Extracted records:
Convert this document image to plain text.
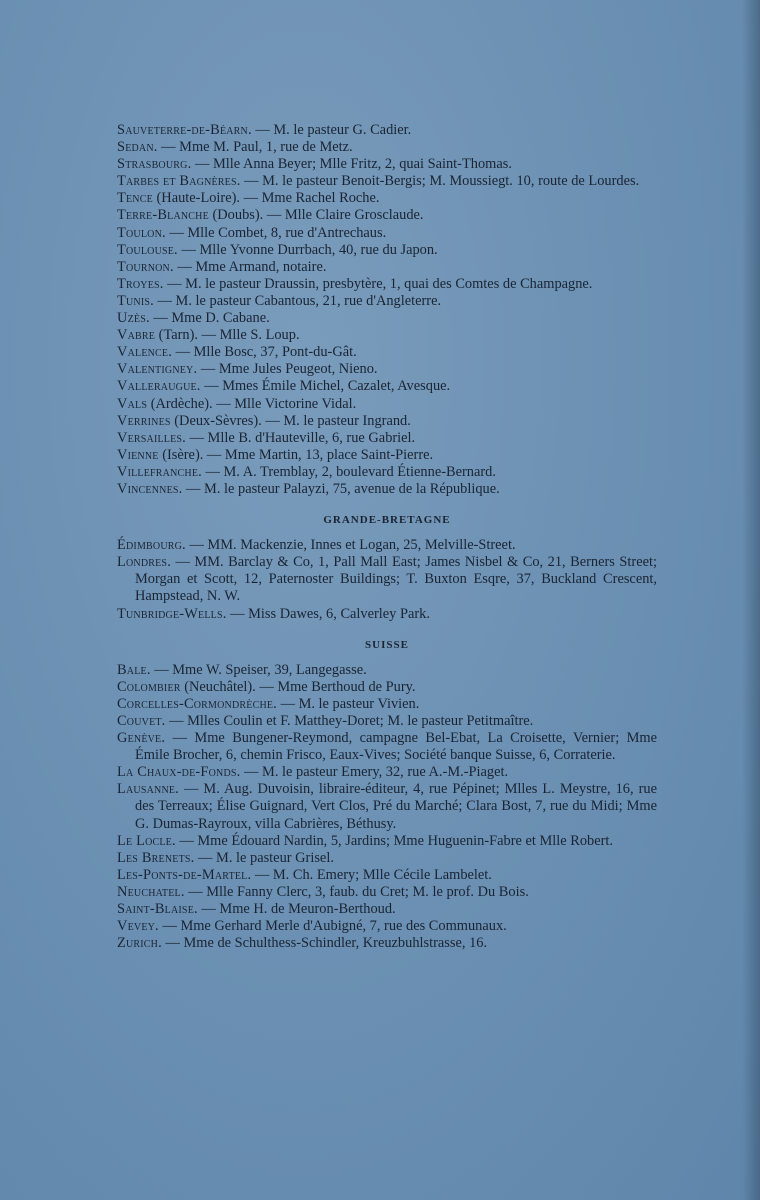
Sauveterre-de-Béarn. — M. le pasteur G. Cadier.
Sedan. — Mme M. Paul, 1, rue de Metz.
Strasbourg. — Mlle Anna Beyer; Mlle Fritz, 2, quai Saint-Thomas.
Tarbes et Bagnères. — M. le pasteur Benoit-Bergis; M. Moussiegt. 10, route de Lourdes.
Tence (Haute-Loire). — Mme Rachel Roche.
Terre-Blanche (Doubs). — Mlle Claire Grosclaude.
Toulon. — Mlle Combet, 8, rue d'Antrechaus.
Toulouse. — Mlle Yvonne Durrbach, 40, rue du Japon.
Tournon. — Mme Armand, notaire.
Troyes. — M. le pasteur Draussin, presbytère, 1, quai des Comtes de Champagne.
Tunis. — M. le pasteur Cabantous, 21, rue d'Angleterre.
Uzès. — Mme D. Cabane.
Vabre (Tarn). — Mlle S. Loup.
Valence. — Mlle Bosc, 37, Pont-du-Gât.
Valentigney. — Mme Jules Peugeot, Nieno.
Valleraugue. — Mmes Émile Michel, Cazalet, Avesque.
Vals (Ardèche). — Mlle Victorine Vidal.
Verrines (Deux-Sèvres). — M. le pasteur Ingrand.
Versailles. — Mlle B. d'Hauteville, 6, rue Gabriel.
Vienne (Isère). — Mme Martin, 13, place Saint-Pierre.
Villefranche. — M. A. Tremblay, 2, boulevard Étienne-Bernard.
Vincennes. — M. le pasteur Palayzi, 75, avenue de la République.
GRANDE-BRETAGNE
Édimbourg. — MM. Mackenzie, Innes et Logan, 25, Melville-Street.
Londres. — MM. Barclay & Co, 1, Pall Mall East; James Nisbel & Co, 21, Berners Street; Morgan et Scott, 12, Paternoster Buildings; T. Buxton Esqre, 37, Buckland Crescent, Hampstead, N. W.
Tunbridge-Wells. — Miss Dawes, 6, Calverley Park.
SUISSE
Bale. — Mme W. Speiser, 39, Langegasse.
Colombier (Neuchâtel). — Mme Berthoud de Pury.
Corcelles-Cormondrèche. — M. le pasteur Vivien.
Couvet. — Mlles Coulin et F. Matthey-Doret; M. le pasteur Petitmaître.
Genève. — Mme Bungener-Reymond, campagne Bel-Ebat, La Croisette, Vernier; Mme Émile Brocher, 6, chemin Frisco, Eaux-Vives; Société banque Suisse, 6, Corraterie.
La Chaux-de-Fonds. — M. le pasteur Emery, 32, rue A.-M.-Piaget.
Lausanne. — M. Aug. Duvoisin, libraire-éditeur, 4, rue Pépinet; Mlles L. Meystre, 16, rue des Terreaux; Élise Guignard, Vert Clos, Pré du Marché; Clara Bost, 7, rue du Midi; Mme G. Dumas-Rayroux, villa Cabrières, Béthusy.
Le Locle. — Mme Édouard Nardin, 5, Jardins; Mme Huguenin-Fabre et Mlle Robert.
Les Brenets. — M. le pasteur Grisel.
Les-Ponts-de-Martel. — M. Ch. Emery; Mlle Cécile Lambelet.
Neuchatel. — Mlle Fanny Clerc, 3, faub. du Cret; M. le prof. Du Bois.
Saint-Blaise. — Mme H. de Meuron-Berthoud.
Vevey. — Mme Gerhard Merle d'Aubigné, 7, rue des Communaux.
Zurich. — Mme de Schulthess-Schindler, Kreuzbuhlstrasse, 16.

> **The problem**: Return each line of the data, keeping its wording exact and omitting pictures.

> **Expected answer**:
Convert this document image to plain text.
Sauveterre-de-Béarn. — M. le pasteur G. Cadier.
Sedan. — Mme M. Paul, 1, rue de Metz.
Strasbourg. — Mlle Anna Beyer; Mlle Fritz, 2, quai Saint-Thomas.
Tarbes et Bagnères. — M. le pasteur Benoit-Bergis; M. Moussiegt. 10, route de Lourdes.
Tence (Haute-Loire). — Mme Rachel Roche.
Terre-Blanche (Doubs). — Mlle Claire Grosclaude.
Toulon. — Mlle Combet, 8, rue d'Antrechaus.
Toulouse. — Mlle Yvonne Durrbach, 40, rue du Japon.
Tournon. — Mme Armand, notaire.
Troyes. — M. le pasteur Draussin, presbytère, 1, quai des Comtes de Champagne.
Tunis. — M. le pasteur Cabantous, 21, rue d'Angleterre.
Uzès. — Mme D. Cabane.
Vabre (Tarn). — Mlle S. Loup.
Valence. — Mlle Bosc, 37, Pont-du-Gât.
Valentigney. — Mme Jules Peugeot, Nieno.
Valleraugue. — Mmes Émile Michel, Cazalet, Avesque.
Vals (Ardèche). — Mlle Victorine Vidal.
Verrines (Deux-Sèvres). — M. le pasteur Ingrand.
Versailles. — Mlle B. d'Hauteville, 6, rue Gabriel.
Vienne (Isère). — Mme Martin, 13, place Saint-Pierre.
Villefranche. — M. A. Tremblay, 2, boulevard Étienne-Bernard.
Vincennes. — M. le pasteur Palayzi, 75, avenue de la République.
GRANDE-BRETAGNE
Édimbourg. — MM. Mackenzie, Innes et Logan, 25, Melville-Street.
Londres. — MM. Barclay & Co, 1, Pall Mall East; James Nisbel & Co, 21, Berners Street; Morgan et Scott, 12, Paternoster Buildings; T. Buxton Esqre, 37, Buckland Crescent, Hampstead, N. W.
Tunbridge-Wells. — Miss Dawes, 6, Calverley Park.
SUISSE
Bale. — Mme W. Speiser, 39, Langegasse.
Colombier (Neuchâtel). — Mme Berthoud de Pury.
Corcelles-Cormondrèche. — M. le pasteur Vivien.
Couvet. — Mlles Coulin et F. Matthey-Doret; M. le pasteur Petitmaître.
Genève. — Mme Bungener-Reymond, campagne Bel-Ebat, La Croisette, Vernier; Mme Émile Brocher, 6, chemin Frisco, Eaux-Vives; Société banque Suisse, 6, Corraterie.
La Chaux-de-Fonds. — M. le pasteur Emery, 32, rue A.-M.-Piaget.
Lausanne. — M. Aug. Duvoisin, libraire-éditeur, 4, rue Pépinet; Mlles L. Meystre, 16, rue des Terreaux; Élise Guignard, Vert Clos, Pré du Marché; Clara Bost, 7, rue du Midi; Mme G. Dumas-Rayroux, villa Cabrières, Béthusy.
Le Locle. — Mme Édouard Nardin, 5, Jardins; Mme Huguenin-Fabre et Mlle Robert.
Les Brenets. — M. le pasteur Grisel.
Les-Ponts-de-Martel. — M. Ch. Emery; Mlle Cécile Lambelet.
Neuchatel. — Mlle Fanny Clerc, 3, faub. du Cret; M. le prof. Du Bois.
Saint-Blaise. — Mme H. de Meuron-Berthoud.
Vevey. — Mme Gerhard Merle d'Aubigné, 7, rue des Communaux.
Zurich. — Mme de Schulthess-Schindler, Kreuzbuhlstrasse, 16.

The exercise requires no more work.